Stored items
Begin
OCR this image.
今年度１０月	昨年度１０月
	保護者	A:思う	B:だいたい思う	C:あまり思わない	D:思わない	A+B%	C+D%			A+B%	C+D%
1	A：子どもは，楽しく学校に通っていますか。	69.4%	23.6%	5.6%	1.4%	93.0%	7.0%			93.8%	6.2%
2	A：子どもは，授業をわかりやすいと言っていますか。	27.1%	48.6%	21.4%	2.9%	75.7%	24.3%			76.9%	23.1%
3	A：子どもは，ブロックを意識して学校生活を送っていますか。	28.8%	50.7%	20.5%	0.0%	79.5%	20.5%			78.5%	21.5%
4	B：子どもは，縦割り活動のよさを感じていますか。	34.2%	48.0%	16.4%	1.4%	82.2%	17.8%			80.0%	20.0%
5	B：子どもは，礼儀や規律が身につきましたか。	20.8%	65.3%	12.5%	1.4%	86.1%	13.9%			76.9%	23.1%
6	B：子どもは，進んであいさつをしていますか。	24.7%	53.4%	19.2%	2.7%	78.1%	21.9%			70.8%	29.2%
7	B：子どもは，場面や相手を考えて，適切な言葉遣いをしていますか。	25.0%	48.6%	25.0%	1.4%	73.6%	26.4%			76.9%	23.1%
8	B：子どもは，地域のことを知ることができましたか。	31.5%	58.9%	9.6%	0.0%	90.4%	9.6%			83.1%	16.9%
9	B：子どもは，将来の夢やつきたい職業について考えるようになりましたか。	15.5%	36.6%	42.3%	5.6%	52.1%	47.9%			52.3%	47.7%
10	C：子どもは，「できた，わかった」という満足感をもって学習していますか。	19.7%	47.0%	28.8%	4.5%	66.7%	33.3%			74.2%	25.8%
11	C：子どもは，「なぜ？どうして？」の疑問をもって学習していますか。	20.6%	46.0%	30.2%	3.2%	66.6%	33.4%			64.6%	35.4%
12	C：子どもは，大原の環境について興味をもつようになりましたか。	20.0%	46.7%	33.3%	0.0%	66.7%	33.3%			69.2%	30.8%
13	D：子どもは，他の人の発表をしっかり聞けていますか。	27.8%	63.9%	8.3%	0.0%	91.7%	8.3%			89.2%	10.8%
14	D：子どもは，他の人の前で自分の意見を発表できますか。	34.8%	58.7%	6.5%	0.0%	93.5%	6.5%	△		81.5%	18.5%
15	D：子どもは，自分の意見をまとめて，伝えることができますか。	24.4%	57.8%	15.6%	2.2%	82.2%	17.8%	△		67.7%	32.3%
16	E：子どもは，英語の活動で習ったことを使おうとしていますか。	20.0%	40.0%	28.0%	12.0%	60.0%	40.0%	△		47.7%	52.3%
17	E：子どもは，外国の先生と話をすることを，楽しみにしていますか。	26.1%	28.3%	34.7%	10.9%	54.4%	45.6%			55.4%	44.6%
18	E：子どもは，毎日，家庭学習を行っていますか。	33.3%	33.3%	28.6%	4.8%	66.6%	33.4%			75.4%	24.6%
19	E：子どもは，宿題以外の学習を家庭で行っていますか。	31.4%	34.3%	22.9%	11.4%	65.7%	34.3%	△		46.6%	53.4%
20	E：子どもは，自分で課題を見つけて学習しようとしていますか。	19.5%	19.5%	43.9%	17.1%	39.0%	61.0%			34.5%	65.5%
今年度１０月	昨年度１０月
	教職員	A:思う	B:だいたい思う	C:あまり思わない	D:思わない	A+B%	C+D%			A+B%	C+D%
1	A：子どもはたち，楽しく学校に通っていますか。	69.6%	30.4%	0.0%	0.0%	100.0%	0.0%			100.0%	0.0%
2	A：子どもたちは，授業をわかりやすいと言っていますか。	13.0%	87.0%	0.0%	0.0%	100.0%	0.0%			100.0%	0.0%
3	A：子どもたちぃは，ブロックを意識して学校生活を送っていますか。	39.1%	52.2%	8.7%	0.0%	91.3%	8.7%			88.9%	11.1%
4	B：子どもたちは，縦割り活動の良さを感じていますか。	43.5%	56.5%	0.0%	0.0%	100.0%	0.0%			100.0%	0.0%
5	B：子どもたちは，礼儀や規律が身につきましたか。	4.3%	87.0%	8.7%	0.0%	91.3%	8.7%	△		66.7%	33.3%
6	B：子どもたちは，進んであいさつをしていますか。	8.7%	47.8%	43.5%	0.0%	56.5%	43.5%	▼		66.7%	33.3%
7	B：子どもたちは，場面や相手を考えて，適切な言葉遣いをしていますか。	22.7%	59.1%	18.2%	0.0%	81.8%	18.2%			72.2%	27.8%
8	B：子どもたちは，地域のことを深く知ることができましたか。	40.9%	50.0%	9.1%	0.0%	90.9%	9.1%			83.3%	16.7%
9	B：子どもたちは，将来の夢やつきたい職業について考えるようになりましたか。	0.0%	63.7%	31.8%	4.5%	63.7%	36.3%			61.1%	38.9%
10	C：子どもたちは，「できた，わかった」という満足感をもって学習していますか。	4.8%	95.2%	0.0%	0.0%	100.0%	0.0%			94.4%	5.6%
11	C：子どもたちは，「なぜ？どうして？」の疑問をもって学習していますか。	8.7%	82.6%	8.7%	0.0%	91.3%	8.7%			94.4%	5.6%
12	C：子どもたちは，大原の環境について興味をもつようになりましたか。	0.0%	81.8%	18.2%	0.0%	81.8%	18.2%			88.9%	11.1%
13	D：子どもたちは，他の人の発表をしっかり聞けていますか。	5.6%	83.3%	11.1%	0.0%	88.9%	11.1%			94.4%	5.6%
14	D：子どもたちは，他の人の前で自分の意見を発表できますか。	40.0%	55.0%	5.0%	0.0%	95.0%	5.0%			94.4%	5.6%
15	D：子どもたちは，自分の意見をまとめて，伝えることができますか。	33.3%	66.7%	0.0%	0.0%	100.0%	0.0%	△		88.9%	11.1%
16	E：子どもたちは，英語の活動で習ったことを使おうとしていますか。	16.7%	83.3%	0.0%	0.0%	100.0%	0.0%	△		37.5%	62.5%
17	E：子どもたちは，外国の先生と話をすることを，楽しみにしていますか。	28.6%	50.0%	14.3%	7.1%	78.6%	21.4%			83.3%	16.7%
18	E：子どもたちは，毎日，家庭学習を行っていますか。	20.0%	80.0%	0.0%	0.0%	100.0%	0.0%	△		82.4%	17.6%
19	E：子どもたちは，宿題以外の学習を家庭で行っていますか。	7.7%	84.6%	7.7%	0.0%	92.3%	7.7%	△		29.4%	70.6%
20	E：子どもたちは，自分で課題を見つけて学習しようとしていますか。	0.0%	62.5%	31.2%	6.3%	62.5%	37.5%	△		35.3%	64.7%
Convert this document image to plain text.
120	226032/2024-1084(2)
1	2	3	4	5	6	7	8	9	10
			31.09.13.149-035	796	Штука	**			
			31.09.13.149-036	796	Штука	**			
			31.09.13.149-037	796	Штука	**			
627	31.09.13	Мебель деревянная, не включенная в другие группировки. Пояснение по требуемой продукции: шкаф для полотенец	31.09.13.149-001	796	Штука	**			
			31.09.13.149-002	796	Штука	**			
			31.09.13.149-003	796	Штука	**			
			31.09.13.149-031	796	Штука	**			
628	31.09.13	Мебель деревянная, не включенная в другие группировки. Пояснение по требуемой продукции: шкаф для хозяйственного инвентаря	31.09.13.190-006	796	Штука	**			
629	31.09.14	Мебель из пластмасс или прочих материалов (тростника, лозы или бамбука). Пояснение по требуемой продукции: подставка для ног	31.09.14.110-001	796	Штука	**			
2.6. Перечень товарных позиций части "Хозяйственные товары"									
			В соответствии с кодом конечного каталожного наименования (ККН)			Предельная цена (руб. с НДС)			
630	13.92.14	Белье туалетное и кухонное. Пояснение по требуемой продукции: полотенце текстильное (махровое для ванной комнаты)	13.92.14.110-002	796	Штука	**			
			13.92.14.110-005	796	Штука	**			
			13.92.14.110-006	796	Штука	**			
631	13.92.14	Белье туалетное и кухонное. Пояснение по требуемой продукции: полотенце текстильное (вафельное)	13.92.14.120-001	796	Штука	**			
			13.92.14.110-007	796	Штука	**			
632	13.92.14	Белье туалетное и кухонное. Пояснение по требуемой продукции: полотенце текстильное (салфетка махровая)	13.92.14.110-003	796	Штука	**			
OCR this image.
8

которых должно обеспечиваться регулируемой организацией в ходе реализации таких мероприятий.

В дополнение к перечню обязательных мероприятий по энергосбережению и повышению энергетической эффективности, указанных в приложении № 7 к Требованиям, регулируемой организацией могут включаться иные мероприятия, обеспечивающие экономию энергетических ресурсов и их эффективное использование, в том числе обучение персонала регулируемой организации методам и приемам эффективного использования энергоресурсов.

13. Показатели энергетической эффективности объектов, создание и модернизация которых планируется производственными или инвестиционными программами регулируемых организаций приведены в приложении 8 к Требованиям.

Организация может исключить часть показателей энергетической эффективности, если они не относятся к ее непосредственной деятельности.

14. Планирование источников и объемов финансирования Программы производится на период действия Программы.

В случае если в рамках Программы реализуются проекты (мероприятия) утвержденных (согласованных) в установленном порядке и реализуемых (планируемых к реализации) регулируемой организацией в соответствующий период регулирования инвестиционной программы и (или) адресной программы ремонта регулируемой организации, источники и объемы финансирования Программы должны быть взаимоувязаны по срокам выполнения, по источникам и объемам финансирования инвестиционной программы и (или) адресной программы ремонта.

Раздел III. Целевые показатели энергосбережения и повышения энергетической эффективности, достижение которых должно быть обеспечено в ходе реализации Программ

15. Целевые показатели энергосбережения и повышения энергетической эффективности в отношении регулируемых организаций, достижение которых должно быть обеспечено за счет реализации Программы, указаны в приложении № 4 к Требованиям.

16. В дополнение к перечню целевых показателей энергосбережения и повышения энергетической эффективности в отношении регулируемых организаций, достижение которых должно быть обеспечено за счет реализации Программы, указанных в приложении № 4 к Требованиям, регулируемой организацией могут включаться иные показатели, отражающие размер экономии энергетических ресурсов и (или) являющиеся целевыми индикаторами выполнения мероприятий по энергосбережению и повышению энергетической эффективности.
End
Ascertain the number of lines in the entries that include the word "楽しみにしていますか", and report only that number.

2